--- Records shown ---
┄┄┄┄┄┄

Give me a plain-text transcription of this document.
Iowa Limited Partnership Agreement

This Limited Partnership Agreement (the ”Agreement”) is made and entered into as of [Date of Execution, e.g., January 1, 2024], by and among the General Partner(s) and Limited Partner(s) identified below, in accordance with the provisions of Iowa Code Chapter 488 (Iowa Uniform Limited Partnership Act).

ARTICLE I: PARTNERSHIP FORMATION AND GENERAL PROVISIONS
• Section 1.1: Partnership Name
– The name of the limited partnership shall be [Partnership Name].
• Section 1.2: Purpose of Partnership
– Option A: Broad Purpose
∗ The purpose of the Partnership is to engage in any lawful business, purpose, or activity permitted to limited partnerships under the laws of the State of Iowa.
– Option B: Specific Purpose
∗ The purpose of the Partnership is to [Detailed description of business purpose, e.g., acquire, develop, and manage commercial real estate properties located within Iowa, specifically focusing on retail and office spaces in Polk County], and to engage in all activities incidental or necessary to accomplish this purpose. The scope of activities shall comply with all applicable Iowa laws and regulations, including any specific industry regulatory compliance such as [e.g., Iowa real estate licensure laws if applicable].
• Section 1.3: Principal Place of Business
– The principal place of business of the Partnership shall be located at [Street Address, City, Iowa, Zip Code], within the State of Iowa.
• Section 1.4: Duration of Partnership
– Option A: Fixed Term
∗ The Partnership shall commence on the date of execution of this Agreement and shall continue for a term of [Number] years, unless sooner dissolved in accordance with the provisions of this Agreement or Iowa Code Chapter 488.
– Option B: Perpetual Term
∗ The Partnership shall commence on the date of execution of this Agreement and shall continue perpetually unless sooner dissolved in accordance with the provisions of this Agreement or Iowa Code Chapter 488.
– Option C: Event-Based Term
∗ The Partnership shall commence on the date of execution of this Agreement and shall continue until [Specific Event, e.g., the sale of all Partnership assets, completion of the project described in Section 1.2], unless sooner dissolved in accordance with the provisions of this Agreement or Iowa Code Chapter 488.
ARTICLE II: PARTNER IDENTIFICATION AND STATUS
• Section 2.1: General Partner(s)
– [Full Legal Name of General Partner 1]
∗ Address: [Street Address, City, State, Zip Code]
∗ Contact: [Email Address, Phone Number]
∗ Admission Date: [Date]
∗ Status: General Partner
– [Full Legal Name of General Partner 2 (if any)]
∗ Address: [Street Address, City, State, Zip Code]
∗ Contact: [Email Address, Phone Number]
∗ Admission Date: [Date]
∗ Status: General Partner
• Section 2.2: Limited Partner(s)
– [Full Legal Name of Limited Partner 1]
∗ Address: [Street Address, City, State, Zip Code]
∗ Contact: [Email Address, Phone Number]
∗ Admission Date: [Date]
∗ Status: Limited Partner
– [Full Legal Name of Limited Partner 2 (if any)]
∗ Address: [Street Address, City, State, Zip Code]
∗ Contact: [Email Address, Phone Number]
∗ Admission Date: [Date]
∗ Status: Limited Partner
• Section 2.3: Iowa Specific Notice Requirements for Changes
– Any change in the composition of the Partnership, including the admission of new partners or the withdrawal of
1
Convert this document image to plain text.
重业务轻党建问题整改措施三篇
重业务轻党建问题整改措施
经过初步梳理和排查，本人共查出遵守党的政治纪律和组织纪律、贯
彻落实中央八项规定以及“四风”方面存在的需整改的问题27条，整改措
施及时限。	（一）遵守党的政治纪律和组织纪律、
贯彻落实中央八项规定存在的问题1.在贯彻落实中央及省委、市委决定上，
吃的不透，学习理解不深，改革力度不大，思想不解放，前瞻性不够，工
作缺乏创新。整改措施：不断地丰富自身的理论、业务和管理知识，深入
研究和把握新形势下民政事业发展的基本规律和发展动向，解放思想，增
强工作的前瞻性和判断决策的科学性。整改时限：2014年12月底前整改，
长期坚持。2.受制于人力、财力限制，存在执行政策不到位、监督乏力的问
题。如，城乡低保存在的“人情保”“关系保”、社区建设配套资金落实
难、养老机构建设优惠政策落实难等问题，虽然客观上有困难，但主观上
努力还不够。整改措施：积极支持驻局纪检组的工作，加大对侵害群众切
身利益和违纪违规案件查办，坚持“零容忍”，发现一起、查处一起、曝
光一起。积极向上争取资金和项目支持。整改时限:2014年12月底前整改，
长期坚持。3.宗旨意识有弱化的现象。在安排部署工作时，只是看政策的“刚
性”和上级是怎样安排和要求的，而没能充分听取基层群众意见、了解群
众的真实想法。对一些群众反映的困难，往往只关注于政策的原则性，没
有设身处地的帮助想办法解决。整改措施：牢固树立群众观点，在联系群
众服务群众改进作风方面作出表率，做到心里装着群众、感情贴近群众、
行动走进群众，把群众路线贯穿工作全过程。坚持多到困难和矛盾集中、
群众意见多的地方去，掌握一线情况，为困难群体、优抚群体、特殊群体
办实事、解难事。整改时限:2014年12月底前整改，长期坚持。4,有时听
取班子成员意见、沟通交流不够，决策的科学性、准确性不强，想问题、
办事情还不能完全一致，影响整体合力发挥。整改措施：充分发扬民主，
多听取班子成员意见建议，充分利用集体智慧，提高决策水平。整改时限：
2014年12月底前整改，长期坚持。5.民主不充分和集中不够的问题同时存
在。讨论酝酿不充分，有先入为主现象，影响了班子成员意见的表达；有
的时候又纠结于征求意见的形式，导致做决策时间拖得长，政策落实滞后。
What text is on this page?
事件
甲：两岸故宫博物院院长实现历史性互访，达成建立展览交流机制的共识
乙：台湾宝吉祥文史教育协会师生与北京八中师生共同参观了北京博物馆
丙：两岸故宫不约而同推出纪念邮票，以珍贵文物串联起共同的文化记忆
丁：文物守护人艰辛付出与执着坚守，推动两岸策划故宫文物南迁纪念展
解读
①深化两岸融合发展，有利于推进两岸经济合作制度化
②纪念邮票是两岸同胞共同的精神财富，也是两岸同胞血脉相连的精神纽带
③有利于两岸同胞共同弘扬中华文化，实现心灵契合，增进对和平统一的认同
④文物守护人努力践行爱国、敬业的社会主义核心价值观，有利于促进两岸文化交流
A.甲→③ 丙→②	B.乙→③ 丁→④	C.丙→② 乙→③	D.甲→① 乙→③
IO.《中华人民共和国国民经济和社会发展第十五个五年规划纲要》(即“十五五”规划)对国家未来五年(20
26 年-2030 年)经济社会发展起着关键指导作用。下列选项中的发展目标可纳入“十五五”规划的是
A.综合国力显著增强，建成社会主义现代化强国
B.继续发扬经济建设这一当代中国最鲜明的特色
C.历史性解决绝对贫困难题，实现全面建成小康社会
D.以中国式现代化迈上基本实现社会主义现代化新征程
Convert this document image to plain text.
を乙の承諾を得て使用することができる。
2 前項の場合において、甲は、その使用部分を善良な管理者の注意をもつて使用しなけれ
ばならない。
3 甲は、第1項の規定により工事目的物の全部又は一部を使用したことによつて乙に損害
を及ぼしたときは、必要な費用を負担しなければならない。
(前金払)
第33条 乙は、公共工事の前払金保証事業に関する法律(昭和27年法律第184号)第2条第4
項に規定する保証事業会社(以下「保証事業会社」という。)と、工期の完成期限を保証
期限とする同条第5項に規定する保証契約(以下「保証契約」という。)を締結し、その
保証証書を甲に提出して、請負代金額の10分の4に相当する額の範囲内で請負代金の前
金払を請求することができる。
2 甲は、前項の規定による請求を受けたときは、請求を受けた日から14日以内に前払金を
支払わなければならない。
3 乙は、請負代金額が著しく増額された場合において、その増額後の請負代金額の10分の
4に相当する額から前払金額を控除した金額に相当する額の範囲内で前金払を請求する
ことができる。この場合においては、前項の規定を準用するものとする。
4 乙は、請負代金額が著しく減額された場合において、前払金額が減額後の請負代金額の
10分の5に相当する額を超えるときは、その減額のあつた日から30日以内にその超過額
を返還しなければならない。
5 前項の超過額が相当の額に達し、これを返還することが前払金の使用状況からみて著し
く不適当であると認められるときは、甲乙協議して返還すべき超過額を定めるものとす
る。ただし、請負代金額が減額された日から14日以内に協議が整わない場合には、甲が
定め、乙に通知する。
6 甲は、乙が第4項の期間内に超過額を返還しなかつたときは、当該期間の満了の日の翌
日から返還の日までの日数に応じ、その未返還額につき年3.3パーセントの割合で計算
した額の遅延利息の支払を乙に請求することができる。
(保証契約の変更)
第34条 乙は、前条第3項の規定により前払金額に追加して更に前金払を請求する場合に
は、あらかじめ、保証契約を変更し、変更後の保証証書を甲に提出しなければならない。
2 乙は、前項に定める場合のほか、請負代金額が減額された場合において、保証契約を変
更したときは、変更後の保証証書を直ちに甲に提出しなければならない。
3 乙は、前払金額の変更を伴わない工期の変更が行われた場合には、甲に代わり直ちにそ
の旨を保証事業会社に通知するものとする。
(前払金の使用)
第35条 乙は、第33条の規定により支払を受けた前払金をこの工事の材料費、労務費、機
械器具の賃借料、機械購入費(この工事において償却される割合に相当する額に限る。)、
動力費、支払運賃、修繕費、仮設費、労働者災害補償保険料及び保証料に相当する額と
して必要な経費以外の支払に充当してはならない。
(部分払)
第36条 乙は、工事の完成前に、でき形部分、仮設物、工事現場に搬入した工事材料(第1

┄┄┄┄┄┄

--- Instructions to follow ---
Collect each line above holding the string "text".

--- Reply ---
Give me a plain-text transcription of this document.
Convert this document image to plain text.
What text is on this page?
Convert this document image to plain text.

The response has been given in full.